#### What is expected
Every record that follows should be printed verbatim.

#### Material provided
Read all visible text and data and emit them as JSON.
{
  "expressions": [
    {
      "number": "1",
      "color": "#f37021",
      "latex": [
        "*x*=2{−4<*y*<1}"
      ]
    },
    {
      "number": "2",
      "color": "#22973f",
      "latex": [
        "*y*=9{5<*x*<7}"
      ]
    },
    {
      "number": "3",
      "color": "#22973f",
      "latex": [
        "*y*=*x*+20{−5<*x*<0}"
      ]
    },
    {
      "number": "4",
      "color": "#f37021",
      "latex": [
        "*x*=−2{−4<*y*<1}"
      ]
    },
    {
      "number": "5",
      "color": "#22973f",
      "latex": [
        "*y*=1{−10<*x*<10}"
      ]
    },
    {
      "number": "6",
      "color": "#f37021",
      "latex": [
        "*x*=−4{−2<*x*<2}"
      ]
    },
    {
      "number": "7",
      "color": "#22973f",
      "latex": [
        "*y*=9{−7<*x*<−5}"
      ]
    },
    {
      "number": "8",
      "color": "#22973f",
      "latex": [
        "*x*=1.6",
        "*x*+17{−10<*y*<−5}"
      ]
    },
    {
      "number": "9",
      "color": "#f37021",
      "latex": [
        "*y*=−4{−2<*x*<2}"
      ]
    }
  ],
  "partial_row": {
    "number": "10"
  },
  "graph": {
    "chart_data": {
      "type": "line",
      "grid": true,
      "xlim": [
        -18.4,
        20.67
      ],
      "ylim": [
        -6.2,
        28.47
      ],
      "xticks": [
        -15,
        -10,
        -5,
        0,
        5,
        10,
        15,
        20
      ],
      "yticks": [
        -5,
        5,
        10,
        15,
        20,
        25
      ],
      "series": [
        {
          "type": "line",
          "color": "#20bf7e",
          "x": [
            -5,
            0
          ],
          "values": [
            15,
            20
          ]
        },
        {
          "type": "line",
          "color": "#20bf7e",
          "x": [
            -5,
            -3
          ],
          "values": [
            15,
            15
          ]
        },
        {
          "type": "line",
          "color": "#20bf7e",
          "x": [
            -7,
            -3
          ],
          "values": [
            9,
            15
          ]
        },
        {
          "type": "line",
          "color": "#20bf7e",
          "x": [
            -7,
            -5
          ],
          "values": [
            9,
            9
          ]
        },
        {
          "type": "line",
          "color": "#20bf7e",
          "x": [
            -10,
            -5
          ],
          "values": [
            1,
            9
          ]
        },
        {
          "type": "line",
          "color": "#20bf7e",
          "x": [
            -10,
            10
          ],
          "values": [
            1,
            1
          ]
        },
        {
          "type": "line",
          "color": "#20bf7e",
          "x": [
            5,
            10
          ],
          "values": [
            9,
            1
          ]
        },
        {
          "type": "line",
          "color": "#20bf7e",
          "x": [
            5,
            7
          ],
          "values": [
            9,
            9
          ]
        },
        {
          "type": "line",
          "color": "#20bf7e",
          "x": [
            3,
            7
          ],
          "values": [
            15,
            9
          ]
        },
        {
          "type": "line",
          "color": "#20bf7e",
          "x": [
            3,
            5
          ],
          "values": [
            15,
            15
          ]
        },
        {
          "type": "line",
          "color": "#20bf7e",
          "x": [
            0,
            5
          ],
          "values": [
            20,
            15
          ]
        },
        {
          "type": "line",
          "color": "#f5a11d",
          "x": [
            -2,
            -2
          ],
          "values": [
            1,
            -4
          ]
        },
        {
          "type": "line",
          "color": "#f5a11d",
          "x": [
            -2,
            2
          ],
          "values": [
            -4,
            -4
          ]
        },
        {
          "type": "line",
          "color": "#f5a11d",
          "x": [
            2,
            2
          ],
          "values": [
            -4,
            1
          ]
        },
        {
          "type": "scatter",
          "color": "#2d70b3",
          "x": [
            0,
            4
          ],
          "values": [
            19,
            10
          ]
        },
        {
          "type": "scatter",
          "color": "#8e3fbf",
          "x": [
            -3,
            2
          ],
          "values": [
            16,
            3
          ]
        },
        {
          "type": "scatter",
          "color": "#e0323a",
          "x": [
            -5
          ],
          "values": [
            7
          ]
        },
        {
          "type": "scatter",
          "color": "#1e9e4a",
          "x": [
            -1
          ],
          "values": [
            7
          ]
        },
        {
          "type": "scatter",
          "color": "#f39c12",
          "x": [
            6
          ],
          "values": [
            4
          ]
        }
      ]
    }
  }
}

#### Answer for the task
Read all visible text and data and emit them as JSON.
{
  "expressions": [
    {
      "number": "1",
      "color": "#f37021",
      "latex": [
        "*x*=2{−4<*y*<1}"
      ]
    },
    {
      "number": "2",
      "color": "#22973f",
      "latex": [
        "*y*=9{5<*x*<7}"
      ]
    },
    {
      "number": "3",
      "color": "#22973f",
      "latex": [
        "*y*=*x*+20{−5<*x*<0}"
      ]
    },
    {
      "number": "4",
      "color": "#f37021",
      "latex": [
        "*x*=−2{−4<*y*<1}"
      ]
    },
    {
      "number": "5",
      "color": "#22973f",
      "latex": [
        "*y*=1{−10<*x*<10}"
      ]
    },
    {
      "number": "6",
      "color": "#f37021",
      "latex": [
        "*x*=−4{−2<*x*<2}"
      ]
    },
    {
      "number": "7",
      "color": "#22973f",
      "latex": [
        "*y*=9{−7<*x*<−5}"
      ]
    },
    {
      "number": "8",
      "color": "#22973f",
      "latex": [
        "*x*=1.6",
        "*x*+17{−10<*y*<−5}"
      ]
    },
    {
      "number": "9",
      "color": "#f37021",
      "latex": [
        "*y*=−4{−2<*x*<2}"
      ]
    }
  ],
  "partial_row": {
    "number": "10"
  },
  "graph": {
    "chart_data": {
      "type": "line",
      "grid": true,
      "xlim": [
        -18.4,
        20.67
      ],
      "ylim": [
        -6.2,
        28.47
      ],
      "xticks": [
        -15,
        -10,
        -5,
        0,
        5,
        10,
        15,
        20
      ],
      "yticks": [
        -5,
        5,
        10,
        15,
        20,
        25
      ],
      "series": [
        {
          "type": "line",
          "color": "#20bf7e",
          "x": [
            -5,
            0
          ],
          "values": [
            15,
            20
          ]
        },
        {
          "type": "line",
          "color": "#20bf7e",
          "x": [
            -5,
            -3
          ],
          "values": [
            15,
            15
          ]
        },
        {
          "type": "line",
          "color": "#20bf7e",
          "x": [
            -7,
            -3
          ],
          "values": [
            9,
            15
          ]
        },
        {
          "type": "line",
          "color": "#20bf7e",
          "x": [
            -7,
            -5
          ],
          "values": [
            9,
            9
          ]
        },
        {
          "type": "line",
          "color": "#20bf7e",
          "x": [
            -10,
            -5
          ],
          "values": [
            1,
            9
          ]
        },
        {
          "type": "line",
          "color": "#20bf7e",
          "x": [
            -10,
            10
          ],
          "values": [
            1,
            1
          ]
        },
        {
          "type": "line",
          "color": "#20bf7e",
          "x": [
            5,
            10
          ],
          "values": [
            9,
            1
          ]
        },
        {
          "type": "line",
          "color": "#20bf7e",
          "x": [
            5,
            7
          ],
          "values": [
            9,
            9
          ]
        },
        {
          "type": "line",
          "color": "#20bf7e",
          "x": [
            3,
            7
          ],
          "values": [
            15,
            9
          ]
        },
        {
          "type": "line",
          "color": "#20bf7e",
          "x": [
            3,
            5
          ],
          "values": [
            15,
            15
          ]
        },
        {
          "type": "line",
          "color": "#20bf7e",
          "x": [
            0,
            5
          ],
          "values": [
            20,
            15
          ]
        },
        {
          "type": "line",
          "color": "#f5a11d",
          "x": [
            -2,
            -2
          ],
          "values": [
            1,
            -4
          ]
        },
        {
          "type": "line",
          "color": "#f5a11d",
          "x": [
            -2,
            2
          ],
          "values": [
            -4,
            -4
          ]
        },
        {
          "type": "line",
          "color": "#f5a11d",
          "x": [
            2,
            2
          ],
          "values": [
            -4,
            1
          ]
        },
        {
          "type": "scatter",
          "color": "#2d70b3",
          "x": [
            0,
            4
          ],
          "values": [
            19,
            10
          ]
        },
        {
          "type": "scatter",
          "color": "#8e3fbf",
          "x": [
            -3,
            2
          ],
          "values": [
            16,
            3
          ]
        },
        {
          "type": "scatter",
          "color": "#e0323a",
          "x": [
            -5
          ],
          "values": [
            7
          ]
        },
        {
          "type": "scatter",
          "color": "#1e9e4a",
          "x": [
            -1
          ],
          "values": [
            7
          ]
        },
        {
          "type": "scatter",
          "color": "#f39c12",
          "x": [
            6
          ],
          "values": [
            4
          ]
        }
      ]
    }
  }
}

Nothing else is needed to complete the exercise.